> [WHAT IS REQUIRED]: Leave the pictures out, and retype all of the material exactly as written.

+ + +

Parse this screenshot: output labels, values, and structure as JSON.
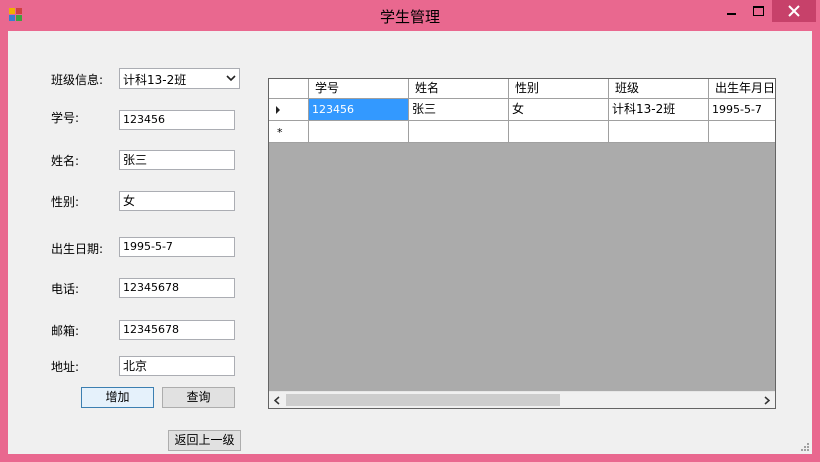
{
  "window": {
    "title": "学生管理"
  },
  "form": {
    "class_label": "班级信息:",
    "class_value": "计科13-2班",
    "id_label": "学号:",
    "id_value": "123456",
    "name_label": "姓名:",
    "name_value": "张三",
    "gender_label": "性别:",
    "gender_value": "女",
    "birth_label": "出生日期:",
    "birth_value": "1995-5-7",
    "phone_label": "电话:",
    "phone_value": "12345678",
    "email_label": "邮箱:",
    "email_value": "12345678",
    "address_label": "地址:",
    "address_value": "北京"
  },
  "buttons": {
    "add": "增加",
    "query": "查询",
    "back": "返回上一级"
  },
  "grid": {
    "columns": [
      "学号",
      "姓名",
      "性别",
      "班级",
      "出生年月日"
    ],
    "rows": [
      [
        "123456",
        "张三",
        "女",
        "计科13-2班",
        "1995-5-7"
      ]
    ],
    "new_row_marker": "*",
    "current_row_marker": "▶"
  },
  "colors": {
    "frame": "#e9688f",
    "selection": "#3399ff",
    "grid_background": "#ababab"
  }
}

+ + +

> [SOLVED EXERCISE]:
Parse this screenshot: output labels, values, and structure as JSON.
{
  "window": {
    "title": "学生管理"
  },
  "form": {
    "class_label": "班级信息:",
    "class_value": "计科13-2班",
    "id_label": "学号:",
    "id_value": "123456",
    "name_label": "姓名:",
    "name_value": "张三",
    "gender_label": "性别:",
    "gender_value": "女",
    "birth_label": "出生日期:",
    "birth_value": "1995-5-7",
    "phone_label": "电话:",
    "phone_value": "12345678",
    "email_label": "邮箱:",
    "email_value": "12345678",
    "address_label": "地址:",
    "address_value": "北京"
  },
  "buttons": {
    "add": "增加",
    "query": "查询",
    "back": "返回上一级"
  },
  "grid": {
    "columns": [
      "学号",
      "姓名",
      "性别",
      "班级",
      "出生年月日"
    ],
    "rows": [
      [
        "123456",
        "张三",
        "女",
        "计科13-2班",
        "1995-5-7"
      ]
    ],
    "new_row_marker": "*",
    "current_row_marker": "▶"
  },
  "colors": {
    "frame": "#e9688f",
    "selection": "#3399ff",
    "grid_background": "#ababab"
  }
}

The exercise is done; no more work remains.